● Material for this exercise:
________________

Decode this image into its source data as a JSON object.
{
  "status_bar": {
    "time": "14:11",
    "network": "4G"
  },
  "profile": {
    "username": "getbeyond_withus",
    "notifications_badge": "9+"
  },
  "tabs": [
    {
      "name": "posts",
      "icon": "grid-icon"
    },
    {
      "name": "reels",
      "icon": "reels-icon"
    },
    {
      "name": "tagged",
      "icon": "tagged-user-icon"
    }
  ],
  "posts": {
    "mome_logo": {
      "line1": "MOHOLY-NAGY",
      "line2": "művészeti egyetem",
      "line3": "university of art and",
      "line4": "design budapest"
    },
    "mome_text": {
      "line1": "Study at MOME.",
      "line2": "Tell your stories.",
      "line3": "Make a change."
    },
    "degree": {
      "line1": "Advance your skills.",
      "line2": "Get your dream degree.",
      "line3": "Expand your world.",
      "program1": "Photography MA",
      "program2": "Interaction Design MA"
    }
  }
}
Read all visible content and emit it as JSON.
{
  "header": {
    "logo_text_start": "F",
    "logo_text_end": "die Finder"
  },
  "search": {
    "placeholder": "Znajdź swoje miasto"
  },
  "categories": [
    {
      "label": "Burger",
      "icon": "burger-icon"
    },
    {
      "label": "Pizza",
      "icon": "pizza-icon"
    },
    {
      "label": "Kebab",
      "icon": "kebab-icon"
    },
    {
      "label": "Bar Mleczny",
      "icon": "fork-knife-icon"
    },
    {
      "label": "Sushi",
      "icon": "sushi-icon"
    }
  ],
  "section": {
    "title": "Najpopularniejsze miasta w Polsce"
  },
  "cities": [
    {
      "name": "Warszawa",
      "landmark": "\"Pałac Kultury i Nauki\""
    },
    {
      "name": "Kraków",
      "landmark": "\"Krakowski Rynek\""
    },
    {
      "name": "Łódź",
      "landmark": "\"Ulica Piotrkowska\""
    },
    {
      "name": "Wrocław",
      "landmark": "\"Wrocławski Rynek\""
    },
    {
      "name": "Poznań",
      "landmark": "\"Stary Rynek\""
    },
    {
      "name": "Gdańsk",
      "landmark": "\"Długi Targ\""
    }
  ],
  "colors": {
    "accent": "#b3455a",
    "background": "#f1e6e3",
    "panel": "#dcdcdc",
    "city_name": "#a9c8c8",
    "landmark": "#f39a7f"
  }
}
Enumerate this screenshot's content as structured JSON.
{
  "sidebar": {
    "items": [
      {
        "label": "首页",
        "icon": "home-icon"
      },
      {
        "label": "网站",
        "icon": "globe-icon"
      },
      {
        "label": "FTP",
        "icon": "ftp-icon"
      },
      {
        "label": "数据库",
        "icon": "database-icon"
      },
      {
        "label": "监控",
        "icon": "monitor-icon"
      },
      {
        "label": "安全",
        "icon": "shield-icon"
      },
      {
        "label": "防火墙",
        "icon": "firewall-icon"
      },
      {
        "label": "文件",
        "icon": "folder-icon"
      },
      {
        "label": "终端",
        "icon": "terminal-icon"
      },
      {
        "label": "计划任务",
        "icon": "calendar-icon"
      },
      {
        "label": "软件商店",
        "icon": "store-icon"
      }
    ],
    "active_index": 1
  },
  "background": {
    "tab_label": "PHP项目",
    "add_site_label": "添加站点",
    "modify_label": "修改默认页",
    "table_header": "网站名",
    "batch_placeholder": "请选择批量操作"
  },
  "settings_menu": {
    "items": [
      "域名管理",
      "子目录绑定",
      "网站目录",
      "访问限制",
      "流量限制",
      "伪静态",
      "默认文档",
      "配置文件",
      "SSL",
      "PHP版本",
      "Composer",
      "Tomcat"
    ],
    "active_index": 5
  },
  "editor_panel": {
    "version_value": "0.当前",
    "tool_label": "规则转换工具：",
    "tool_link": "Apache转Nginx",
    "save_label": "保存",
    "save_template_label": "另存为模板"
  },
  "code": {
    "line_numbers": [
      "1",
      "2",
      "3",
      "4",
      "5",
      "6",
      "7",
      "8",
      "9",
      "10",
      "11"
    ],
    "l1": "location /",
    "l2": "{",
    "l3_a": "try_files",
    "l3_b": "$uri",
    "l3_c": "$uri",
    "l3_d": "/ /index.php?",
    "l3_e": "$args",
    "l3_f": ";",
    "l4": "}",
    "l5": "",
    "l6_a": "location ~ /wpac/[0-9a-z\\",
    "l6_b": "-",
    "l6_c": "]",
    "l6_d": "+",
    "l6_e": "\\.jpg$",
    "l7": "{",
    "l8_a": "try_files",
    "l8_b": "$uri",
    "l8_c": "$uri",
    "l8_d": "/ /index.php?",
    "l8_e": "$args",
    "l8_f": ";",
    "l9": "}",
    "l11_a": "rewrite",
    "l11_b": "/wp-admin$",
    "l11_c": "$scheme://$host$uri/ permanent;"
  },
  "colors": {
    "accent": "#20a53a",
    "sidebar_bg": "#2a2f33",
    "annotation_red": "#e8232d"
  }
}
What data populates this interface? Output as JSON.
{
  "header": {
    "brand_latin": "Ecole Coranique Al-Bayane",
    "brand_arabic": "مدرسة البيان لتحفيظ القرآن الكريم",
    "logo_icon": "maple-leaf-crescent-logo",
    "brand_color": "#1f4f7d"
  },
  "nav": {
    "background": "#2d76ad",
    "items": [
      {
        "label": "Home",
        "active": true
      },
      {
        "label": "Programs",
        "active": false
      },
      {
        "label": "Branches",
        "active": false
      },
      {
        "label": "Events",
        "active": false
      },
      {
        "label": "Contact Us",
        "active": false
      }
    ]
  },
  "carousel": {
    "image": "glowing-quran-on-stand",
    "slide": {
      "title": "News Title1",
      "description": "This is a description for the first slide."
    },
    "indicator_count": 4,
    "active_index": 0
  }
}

________________

● What to do: Filter the entries down to the lines with the word "slide" in them.

● Answer in full:
    "slide": {
      "description": "This is a description for the first slide."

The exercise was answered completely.